PROBLEM STATEMENT
Restate, word for word, every line of the data.
##########
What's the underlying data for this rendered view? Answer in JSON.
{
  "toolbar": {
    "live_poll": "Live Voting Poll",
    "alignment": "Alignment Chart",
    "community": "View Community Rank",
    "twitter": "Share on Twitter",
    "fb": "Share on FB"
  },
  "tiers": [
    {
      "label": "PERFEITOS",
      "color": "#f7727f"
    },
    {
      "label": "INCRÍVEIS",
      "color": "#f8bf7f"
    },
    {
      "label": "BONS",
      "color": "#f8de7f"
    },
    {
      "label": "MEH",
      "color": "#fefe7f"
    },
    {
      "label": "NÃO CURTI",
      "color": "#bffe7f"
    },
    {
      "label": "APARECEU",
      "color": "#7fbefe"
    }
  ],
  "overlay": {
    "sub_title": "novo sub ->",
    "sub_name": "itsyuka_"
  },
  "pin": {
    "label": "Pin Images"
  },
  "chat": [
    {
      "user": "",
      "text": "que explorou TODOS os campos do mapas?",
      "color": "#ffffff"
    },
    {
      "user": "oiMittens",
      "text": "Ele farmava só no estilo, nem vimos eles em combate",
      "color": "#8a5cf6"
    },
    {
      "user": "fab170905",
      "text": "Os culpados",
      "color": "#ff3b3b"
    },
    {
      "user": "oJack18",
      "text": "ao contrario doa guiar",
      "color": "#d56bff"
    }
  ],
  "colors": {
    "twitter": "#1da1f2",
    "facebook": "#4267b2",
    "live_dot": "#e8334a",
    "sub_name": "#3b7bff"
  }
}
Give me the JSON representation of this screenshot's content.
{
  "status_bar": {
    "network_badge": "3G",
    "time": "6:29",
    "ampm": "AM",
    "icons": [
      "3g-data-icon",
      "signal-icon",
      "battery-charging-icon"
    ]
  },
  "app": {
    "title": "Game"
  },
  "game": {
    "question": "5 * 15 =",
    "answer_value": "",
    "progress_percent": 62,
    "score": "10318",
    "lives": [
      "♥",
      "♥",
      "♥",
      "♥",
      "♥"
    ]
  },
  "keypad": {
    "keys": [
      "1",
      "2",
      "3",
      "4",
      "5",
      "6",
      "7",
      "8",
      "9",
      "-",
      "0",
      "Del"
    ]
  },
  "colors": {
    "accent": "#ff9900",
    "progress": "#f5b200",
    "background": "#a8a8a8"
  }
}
##########
ANSWER TO THIS TASK
What's the underlying data for this rendered view? Answer in JSON.
{
  "toolbar": {
    "live_poll": "Live Voting Poll",
    "alignment": "Alignment Chart",
    "community": "View Community Rank",
    "twitter": "Share on Twitter",
    "fb": "Share on FB"
  },
  "tiers": [
    {
      "label": "PERFEITOS",
      "color": "#f7727f"
    },
    {
      "label": "INCRÍVEIS",
      "color": "#f8bf7f"
    },
    {
      "label": "BONS",
      "color": "#f8de7f"
    },
    {
      "label": "MEH",
      "color": "#fefe7f"
    },
    {
      "label": "NÃO CURTI",
      "color": "#bffe7f"
    },
    {
      "label": "APARECEU",
      "color": "#7fbefe"
    }
  ],
  "overlay": {
    "sub_title": "novo sub ->",
    "sub_name": "itsyuka_"
  },
  "pin": {
    "label": "Pin Images"
  },
  "chat": [
    {
      "user": "",
      "text": "que explorou TODOS os campos do mapas?",
      "color": "#ffffff"
    },
    {
      "user": "oiMittens",
      "text": "Ele farmava só no estilo, nem vimos eles em combate",
      "color": "#8a5cf6"
    },
    {
      "user": "fab170905",
      "text": "Os culpados",
      "color": "#ff3b3b"
    },
    {
      "user": "oJack18",
      "text": "ao contrario doa guiar",
      "color": "#d56bff"
    }
  ],
  "colors": {
    "twitter": "#1da1f2",
    "facebook": "#4267b2",
    "live_dot": "#e8334a",
    "sub_name": "#3b7bff"
  }
}
Give me the JSON representation of this screenshot's content.
{
  "status_bar": {
    "network_badge": "3G",
    "time": "6:29",
    "ampm": "AM",
    "icons": [
      "3g-data-icon",
      "signal-icon",
      "battery-charging-icon"
    ]
  },
  "app": {
    "title": "Game"
  },
  "game": {
    "question": "5 * 15 =",
    "answer_value": "",
    "progress_percent": 62,
    "score": "10318",
    "lives": [
      "♥",
      "♥",
      "♥",
      "♥",
      "♥"
    ]
  },
  "keypad": {
    "keys": [
      "1",
      "2",
      "3",
      "4",
      "5",
      "6",
      "7",
      "8",
      "9",
      "-",
      "0",
      "Del"
    ]
  },
  "colors": {
    "accent": "#ff9900",
    "progress": "#f5b200",
    "background": "#a8a8a8"
  }
}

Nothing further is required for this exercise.